Prompt: Continue the slides on decomposing time series with complex seasonality from the point where they stop.

Decomposing time series with complex seasonality

Rob J Hyndman

COMPSTAT: 23 August 2022

Complex seasonality

Complex seasonal topology

Example: hourly data

Complex seasonality

Multiple seasonal periods, not necessarily nested
Non-integer seasonality
Irregular seasonal topography
Seasonality that depends on covariates
Complex seasonal topology

No existing decomposition method handles all of these.

Two solutions

MSTL: For multiple integer seasonal periods.
STR: For all types of complex seasonality.

MSTL

Kasun Bandara, Rob J Hyndman, Christoph Bergmeir (2022) MSTL: A Seasonal-Trend Decomposition Algorithm for Time Series with Multiple Seasonal Patterns. International J Operational Research, to appear. robjhyndman.com/publications/mstl/
Implemented in R packages forecast and fable.

MSTL

velec |>
  model(STL(Demand)) |>
  components() |>
  autoplot()

MSTL

y_t = T_t + \sum_{i=1}^I S_t^{(i)} + R_t

y_t=	observation at time t
T_t=	smooth trend component
S_t^{(i)}=	seasonal component i
	i = 1,\dots,I
R_t=	remainder component

Estimation

Components updated iteratively.

Data section:

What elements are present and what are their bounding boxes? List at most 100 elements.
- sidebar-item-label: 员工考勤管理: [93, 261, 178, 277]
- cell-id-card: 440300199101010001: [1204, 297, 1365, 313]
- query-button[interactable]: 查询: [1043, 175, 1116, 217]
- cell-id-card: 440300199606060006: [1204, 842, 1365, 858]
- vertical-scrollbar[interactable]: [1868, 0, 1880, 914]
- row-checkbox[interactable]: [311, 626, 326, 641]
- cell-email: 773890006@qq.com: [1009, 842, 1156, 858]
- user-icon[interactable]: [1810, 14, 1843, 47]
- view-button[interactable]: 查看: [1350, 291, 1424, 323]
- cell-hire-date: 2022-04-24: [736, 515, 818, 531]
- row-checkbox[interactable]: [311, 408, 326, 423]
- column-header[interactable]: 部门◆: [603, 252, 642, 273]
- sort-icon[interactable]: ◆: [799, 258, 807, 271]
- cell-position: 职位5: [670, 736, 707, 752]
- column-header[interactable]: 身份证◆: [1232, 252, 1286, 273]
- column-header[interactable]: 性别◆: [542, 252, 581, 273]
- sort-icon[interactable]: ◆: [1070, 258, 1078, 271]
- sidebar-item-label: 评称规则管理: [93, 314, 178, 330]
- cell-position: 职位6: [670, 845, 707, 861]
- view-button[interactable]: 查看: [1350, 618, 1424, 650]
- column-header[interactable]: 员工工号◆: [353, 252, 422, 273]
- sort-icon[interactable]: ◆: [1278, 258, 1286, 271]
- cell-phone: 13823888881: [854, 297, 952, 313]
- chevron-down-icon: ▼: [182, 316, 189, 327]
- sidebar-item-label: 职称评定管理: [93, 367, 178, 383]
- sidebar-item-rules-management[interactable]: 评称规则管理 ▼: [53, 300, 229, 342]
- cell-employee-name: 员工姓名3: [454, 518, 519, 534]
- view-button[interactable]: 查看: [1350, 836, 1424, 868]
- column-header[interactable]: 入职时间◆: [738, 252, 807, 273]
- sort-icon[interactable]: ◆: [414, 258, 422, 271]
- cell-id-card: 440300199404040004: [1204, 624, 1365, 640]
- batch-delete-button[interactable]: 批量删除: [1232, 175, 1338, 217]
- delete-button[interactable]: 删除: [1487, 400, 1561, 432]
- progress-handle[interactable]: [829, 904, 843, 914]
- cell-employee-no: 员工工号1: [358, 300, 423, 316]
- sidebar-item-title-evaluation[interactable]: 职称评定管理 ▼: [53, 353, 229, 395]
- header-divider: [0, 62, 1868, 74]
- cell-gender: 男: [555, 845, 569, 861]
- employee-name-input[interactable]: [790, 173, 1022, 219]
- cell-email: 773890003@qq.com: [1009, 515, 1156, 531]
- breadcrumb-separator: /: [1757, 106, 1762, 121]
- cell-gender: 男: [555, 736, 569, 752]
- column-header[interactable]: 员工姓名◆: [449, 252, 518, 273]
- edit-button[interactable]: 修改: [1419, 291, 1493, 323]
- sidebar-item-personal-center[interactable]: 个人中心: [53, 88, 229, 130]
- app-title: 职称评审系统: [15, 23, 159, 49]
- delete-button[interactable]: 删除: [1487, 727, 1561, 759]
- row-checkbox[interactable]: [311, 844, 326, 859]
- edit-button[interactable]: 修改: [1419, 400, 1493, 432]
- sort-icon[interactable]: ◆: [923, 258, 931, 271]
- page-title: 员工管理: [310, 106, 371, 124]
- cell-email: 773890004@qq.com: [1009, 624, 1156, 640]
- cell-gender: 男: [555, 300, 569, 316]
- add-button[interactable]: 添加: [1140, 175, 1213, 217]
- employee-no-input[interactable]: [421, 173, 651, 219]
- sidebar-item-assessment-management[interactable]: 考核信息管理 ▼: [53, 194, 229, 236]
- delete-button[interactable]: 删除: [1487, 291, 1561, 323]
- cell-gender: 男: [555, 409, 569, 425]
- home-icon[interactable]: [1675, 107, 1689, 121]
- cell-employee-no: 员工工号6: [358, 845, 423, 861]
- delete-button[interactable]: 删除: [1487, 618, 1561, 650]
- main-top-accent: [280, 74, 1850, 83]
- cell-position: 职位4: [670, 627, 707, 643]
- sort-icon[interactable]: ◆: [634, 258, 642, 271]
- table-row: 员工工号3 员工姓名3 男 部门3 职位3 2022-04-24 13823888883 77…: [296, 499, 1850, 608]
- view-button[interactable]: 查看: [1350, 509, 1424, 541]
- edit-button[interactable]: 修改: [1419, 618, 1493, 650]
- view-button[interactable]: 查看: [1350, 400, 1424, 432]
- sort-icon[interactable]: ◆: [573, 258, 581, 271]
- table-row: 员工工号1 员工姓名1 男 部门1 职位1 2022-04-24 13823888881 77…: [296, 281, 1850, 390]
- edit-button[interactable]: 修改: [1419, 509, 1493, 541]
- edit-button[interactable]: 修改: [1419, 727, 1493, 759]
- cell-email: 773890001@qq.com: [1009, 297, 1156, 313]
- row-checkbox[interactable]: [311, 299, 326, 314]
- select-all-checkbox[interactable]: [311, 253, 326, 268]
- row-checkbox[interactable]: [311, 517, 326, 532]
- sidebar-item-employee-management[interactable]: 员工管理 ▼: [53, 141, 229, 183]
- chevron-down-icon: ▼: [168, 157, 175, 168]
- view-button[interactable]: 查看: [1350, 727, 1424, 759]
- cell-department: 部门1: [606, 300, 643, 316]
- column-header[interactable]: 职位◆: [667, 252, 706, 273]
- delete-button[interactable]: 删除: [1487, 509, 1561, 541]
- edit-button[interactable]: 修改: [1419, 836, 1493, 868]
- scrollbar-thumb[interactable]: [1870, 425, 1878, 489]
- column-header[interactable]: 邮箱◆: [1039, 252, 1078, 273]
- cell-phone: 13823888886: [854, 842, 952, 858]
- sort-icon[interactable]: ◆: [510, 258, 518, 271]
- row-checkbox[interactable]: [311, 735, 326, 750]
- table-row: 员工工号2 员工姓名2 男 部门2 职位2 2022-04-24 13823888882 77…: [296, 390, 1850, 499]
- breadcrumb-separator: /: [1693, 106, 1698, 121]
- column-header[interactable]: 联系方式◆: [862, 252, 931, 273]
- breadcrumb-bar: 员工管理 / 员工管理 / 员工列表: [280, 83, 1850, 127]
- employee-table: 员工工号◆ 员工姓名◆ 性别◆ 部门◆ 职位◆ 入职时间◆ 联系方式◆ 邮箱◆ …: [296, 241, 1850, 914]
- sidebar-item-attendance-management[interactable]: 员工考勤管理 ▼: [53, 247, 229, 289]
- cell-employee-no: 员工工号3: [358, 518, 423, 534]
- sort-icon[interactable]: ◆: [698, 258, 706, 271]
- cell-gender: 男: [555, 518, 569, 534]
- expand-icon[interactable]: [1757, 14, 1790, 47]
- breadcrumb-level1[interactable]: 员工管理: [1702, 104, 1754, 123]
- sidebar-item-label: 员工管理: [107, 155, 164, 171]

Exercise output:
MSTL

# y: time series as vector
# periods: vector of seasonal periods in increasing order
# swindow: seasonal window values
# iterate: number of  STL iterations

seasonality <- matrix(0, nrow = length(y), ncol = length(periods))
deseas <- y
for (j in 1:iterate) {
  for (i in 1:length(periods)) {
    deseas <- deseas + seasonality[, i]
    fit <- stl(ts(deseas, frequency = periods[i]), s.window = swindow[i])
    seasonality[, i] <- fit$season
    deseas <- deseas - seasonality[, i]
  }
}
trend <- fit$trend
remainder <- deseas - trend
return(trend, seasonality, remainder)

MSTL

fable syntax

tsibble |>
  model(STL(variable ~ season(period = a, window = b) +
                       season(period = c, window = d)))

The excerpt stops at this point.